TO DO
Give the data below again exactly as it stands. Omit the pictures.

Stored records:
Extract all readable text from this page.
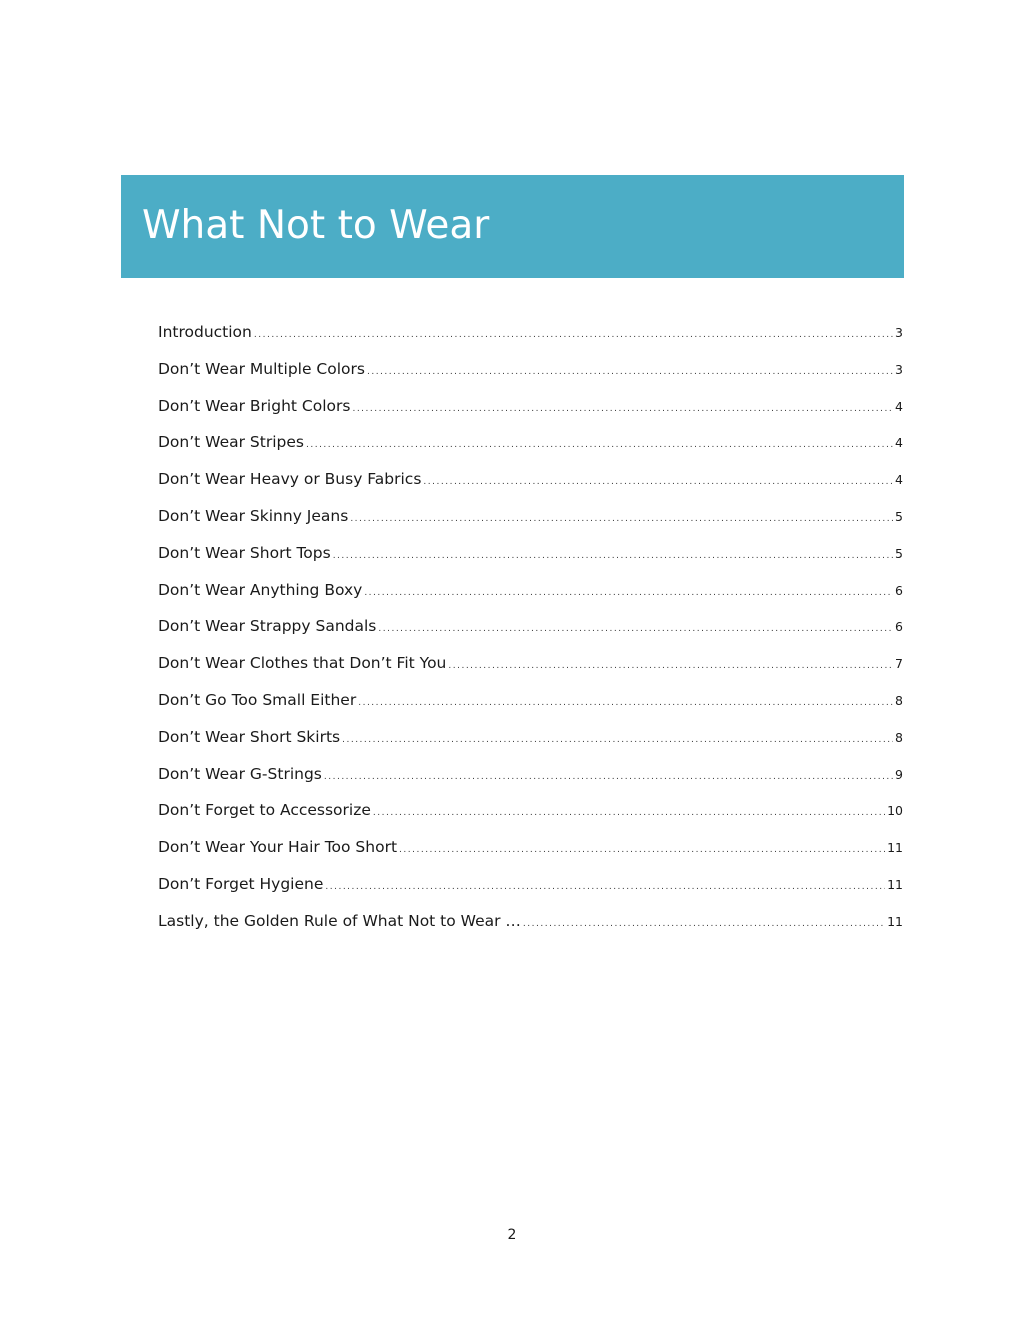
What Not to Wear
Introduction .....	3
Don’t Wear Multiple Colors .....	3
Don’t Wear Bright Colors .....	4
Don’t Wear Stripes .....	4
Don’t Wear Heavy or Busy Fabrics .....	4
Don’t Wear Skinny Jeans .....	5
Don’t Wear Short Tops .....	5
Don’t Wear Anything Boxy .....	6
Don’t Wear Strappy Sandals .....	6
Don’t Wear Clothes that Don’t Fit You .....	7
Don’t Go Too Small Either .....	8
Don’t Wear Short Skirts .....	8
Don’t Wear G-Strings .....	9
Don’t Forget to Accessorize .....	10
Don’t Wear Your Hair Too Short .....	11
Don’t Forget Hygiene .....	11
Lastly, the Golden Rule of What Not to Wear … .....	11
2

ANSWER
Extract all readable text from this page.
What Not to Wear
Introduction .....	3
Don’t Wear Multiple Colors .....	3
Don’t Wear Bright Colors .....	4
Don’t Wear Stripes .....	4
Don’t Wear Heavy or Busy Fabrics .....	4
Don’t Wear Skinny Jeans .....	5
Don’t Wear Short Tops .....	5
Don’t Wear Anything Boxy .....	6
Don’t Wear Strappy Sandals .....	6
Don’t Wear Clothes that Don’t Fit You .....	7
Don’t Go Too Small Either .....	8
Don’t Wear Short Skirts .....	8
Don’t Wear G-Strings .....	9
Don’t Forget to Accessorize .....	10
Don’t Wear Your Hair Too Short .....	11
Don’t Forget Hygiene .....	11
Lastly, the Golden Rule of What Not to Wear … .....	11
2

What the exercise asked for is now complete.